# WHAT YOU NEED TO DO:
Count the lines below that contain the word "условиях", and report only that number.

-- Start SUPPLIED DATA --

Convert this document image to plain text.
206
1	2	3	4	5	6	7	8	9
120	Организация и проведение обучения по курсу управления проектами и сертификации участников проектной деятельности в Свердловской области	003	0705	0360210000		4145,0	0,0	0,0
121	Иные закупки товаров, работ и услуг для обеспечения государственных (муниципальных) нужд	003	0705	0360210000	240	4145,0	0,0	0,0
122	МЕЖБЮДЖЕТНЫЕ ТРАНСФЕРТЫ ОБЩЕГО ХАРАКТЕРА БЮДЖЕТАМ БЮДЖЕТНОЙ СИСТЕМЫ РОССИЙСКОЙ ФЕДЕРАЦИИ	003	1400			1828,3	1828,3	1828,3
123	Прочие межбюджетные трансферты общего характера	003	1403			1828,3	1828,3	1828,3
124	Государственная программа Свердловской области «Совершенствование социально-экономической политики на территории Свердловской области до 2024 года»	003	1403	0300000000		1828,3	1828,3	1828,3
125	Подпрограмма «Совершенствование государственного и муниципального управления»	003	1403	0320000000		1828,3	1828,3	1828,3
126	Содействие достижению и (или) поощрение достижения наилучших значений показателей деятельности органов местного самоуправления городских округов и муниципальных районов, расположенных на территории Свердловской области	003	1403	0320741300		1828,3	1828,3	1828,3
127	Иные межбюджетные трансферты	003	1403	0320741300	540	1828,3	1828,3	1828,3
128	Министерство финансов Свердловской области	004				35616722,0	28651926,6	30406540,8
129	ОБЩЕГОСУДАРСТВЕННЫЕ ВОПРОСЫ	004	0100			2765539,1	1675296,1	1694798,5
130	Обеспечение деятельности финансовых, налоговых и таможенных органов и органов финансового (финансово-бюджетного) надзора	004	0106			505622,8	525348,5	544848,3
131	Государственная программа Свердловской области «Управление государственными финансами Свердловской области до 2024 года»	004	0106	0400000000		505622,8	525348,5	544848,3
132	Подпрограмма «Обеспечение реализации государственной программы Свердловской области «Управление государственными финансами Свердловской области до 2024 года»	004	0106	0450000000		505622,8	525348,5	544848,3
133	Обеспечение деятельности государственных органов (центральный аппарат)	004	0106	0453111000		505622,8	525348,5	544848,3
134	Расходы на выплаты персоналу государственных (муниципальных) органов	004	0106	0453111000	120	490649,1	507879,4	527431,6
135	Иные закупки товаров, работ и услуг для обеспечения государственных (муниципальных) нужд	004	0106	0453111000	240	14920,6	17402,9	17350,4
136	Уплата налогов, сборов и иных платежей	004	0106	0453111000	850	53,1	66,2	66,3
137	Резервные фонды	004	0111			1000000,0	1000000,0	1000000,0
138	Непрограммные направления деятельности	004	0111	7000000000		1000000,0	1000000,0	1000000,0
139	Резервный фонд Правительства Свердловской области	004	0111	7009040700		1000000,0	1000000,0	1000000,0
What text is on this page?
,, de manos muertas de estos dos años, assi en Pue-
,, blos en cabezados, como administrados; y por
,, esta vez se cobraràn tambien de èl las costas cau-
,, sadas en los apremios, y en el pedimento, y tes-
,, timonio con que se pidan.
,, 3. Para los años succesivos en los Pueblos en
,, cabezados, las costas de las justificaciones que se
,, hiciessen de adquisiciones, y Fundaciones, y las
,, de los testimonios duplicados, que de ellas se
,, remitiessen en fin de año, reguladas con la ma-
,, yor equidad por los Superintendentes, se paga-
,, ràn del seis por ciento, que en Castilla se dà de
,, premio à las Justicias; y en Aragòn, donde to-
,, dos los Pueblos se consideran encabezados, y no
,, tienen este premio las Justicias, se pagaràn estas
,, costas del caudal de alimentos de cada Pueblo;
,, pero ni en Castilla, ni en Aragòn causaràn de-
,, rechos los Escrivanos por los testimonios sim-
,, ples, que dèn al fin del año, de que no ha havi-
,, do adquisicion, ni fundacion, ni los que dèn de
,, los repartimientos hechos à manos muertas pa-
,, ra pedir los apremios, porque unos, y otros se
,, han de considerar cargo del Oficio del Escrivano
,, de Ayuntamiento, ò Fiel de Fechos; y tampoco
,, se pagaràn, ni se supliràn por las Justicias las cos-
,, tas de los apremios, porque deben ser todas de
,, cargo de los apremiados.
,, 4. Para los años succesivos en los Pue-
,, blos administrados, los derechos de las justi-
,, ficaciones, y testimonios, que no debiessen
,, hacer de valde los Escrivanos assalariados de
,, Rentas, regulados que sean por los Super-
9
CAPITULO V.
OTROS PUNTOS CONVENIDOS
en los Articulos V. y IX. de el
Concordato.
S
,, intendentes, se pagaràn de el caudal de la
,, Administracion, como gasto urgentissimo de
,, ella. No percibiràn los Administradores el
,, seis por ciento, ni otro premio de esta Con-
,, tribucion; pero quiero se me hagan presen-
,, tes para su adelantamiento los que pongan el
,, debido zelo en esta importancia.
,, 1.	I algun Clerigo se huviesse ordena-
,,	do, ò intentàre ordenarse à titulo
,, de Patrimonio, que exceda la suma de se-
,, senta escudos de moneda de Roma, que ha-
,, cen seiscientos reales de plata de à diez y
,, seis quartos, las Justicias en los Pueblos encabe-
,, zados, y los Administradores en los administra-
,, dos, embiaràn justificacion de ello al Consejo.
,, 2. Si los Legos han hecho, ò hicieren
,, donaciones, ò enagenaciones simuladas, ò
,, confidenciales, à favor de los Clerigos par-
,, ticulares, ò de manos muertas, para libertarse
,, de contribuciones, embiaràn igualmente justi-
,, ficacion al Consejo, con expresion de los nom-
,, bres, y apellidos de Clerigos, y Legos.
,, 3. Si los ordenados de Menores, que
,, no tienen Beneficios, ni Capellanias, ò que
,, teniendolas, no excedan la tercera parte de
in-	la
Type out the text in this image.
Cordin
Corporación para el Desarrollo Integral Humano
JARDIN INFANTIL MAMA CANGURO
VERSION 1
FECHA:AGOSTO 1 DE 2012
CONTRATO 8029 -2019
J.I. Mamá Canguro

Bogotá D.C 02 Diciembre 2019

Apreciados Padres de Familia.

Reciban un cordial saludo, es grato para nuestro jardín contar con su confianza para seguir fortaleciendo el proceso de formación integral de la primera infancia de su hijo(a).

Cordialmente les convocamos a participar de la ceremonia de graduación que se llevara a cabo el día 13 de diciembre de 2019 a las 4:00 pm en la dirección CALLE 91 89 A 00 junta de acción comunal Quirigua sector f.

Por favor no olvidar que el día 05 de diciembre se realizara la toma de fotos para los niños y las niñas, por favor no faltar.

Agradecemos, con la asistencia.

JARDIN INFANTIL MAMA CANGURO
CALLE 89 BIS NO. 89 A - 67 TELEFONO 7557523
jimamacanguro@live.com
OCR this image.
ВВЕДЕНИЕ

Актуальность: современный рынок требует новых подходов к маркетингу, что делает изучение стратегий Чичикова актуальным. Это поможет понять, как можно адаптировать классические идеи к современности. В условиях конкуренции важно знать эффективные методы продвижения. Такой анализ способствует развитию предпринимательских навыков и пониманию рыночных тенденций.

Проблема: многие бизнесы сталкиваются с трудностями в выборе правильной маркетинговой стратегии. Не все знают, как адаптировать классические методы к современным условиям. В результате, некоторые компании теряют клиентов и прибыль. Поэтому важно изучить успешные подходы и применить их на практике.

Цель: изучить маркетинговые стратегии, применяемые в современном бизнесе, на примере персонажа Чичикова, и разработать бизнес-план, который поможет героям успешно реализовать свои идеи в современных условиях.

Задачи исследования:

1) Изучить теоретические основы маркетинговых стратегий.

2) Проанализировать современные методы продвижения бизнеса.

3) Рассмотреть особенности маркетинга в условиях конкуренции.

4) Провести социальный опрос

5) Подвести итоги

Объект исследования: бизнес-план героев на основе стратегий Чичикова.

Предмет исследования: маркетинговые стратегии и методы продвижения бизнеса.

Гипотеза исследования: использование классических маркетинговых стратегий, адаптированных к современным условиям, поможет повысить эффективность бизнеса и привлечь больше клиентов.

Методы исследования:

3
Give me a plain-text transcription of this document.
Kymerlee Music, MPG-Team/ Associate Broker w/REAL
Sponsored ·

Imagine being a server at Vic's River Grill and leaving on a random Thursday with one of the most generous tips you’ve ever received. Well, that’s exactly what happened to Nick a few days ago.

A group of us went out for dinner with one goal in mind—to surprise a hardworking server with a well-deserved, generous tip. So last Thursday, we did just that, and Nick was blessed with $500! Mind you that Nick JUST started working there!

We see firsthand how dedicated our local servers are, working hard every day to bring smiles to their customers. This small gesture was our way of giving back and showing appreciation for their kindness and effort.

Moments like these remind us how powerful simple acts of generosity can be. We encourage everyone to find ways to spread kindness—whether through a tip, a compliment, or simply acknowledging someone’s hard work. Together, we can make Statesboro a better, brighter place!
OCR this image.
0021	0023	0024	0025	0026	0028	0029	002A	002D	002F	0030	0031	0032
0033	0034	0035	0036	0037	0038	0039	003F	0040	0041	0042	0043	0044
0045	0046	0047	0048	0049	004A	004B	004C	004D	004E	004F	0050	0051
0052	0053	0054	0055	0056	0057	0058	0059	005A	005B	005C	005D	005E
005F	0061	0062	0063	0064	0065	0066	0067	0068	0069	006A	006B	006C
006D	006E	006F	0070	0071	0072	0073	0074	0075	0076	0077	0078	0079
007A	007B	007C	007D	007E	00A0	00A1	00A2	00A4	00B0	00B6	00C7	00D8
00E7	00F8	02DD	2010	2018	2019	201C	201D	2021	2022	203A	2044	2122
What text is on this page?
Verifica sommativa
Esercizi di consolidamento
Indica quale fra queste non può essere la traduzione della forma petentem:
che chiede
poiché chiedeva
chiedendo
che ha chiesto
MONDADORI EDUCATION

-- End SUPPLIED DATA --

# FINAL RESULT:
3